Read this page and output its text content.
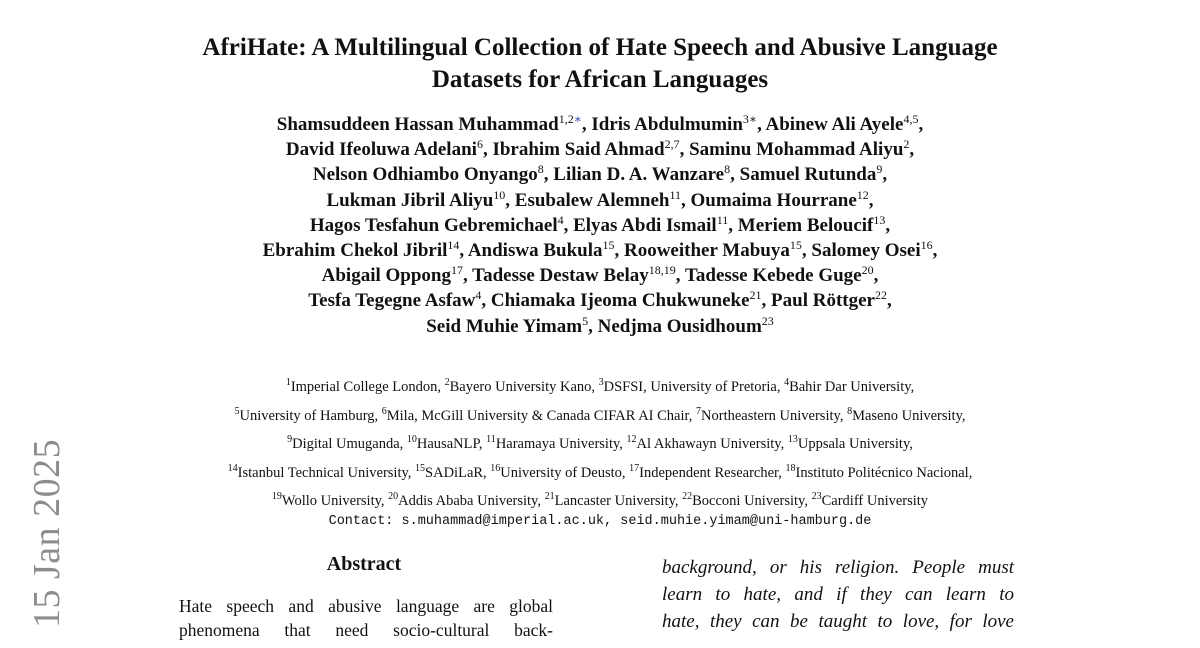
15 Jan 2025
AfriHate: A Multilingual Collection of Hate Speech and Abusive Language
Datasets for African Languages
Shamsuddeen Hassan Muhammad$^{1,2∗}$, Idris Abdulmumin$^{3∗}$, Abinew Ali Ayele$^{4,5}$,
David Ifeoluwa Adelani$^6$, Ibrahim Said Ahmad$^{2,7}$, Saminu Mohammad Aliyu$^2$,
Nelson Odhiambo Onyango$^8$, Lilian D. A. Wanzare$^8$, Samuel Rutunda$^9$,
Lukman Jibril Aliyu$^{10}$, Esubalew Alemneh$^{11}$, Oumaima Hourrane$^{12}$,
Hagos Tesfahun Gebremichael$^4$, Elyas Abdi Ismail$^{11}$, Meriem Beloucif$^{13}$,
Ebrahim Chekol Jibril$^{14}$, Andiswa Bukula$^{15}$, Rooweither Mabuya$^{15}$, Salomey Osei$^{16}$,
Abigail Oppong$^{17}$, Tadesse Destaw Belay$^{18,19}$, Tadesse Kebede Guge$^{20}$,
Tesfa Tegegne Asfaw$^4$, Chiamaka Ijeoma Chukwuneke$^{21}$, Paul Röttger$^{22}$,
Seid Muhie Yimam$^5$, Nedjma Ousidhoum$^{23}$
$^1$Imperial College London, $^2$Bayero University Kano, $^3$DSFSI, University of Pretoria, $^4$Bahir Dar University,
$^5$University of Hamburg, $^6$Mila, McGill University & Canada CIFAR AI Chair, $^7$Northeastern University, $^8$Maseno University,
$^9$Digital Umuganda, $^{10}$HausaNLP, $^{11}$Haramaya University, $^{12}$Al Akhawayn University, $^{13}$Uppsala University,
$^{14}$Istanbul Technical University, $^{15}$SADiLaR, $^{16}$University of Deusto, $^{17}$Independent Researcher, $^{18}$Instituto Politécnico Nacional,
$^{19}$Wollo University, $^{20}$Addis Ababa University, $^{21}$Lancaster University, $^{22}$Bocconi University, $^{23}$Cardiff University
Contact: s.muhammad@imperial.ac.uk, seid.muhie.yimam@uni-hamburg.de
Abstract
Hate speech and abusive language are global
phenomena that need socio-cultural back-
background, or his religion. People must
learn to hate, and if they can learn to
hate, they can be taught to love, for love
--
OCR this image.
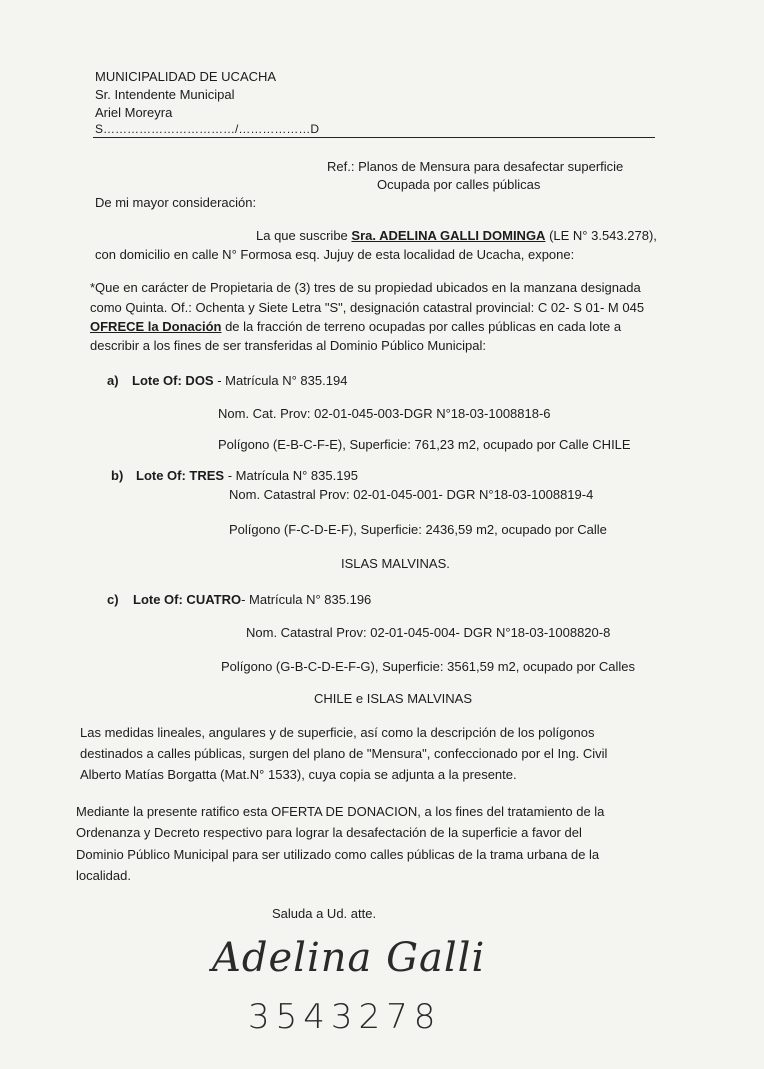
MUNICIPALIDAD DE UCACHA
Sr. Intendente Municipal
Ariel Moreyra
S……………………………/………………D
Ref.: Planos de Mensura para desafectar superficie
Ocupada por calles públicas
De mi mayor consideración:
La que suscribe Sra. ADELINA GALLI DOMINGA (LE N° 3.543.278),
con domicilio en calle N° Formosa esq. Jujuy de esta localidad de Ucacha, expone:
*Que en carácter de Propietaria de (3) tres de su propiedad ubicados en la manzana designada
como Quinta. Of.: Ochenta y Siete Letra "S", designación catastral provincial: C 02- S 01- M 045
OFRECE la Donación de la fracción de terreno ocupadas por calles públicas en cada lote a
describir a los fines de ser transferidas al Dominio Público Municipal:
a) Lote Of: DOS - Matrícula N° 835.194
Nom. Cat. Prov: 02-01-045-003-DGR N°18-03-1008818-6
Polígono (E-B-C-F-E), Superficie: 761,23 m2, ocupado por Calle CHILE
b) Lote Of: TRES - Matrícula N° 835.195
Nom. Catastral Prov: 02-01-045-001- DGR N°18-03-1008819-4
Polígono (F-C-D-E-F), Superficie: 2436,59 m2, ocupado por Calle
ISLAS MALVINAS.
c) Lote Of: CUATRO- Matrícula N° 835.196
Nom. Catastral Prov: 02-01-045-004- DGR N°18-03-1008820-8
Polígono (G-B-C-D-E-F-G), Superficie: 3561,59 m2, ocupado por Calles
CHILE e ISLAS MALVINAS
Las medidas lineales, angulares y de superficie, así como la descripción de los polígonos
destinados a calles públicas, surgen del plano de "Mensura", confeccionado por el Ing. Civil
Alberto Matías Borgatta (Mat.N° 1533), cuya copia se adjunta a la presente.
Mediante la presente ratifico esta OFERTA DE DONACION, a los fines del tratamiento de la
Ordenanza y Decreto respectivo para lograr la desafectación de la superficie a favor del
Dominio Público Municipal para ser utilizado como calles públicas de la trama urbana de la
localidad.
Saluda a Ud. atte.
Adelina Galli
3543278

▸ The problem: Search the records for the word "Mensura". Copy every line that has it.

▸ Reply:
Ref.: Planos de Mensura para desafectar superficie
destinados a calles públicas, surgen del plano de "Mensura", confeccionado por el Ing. Civil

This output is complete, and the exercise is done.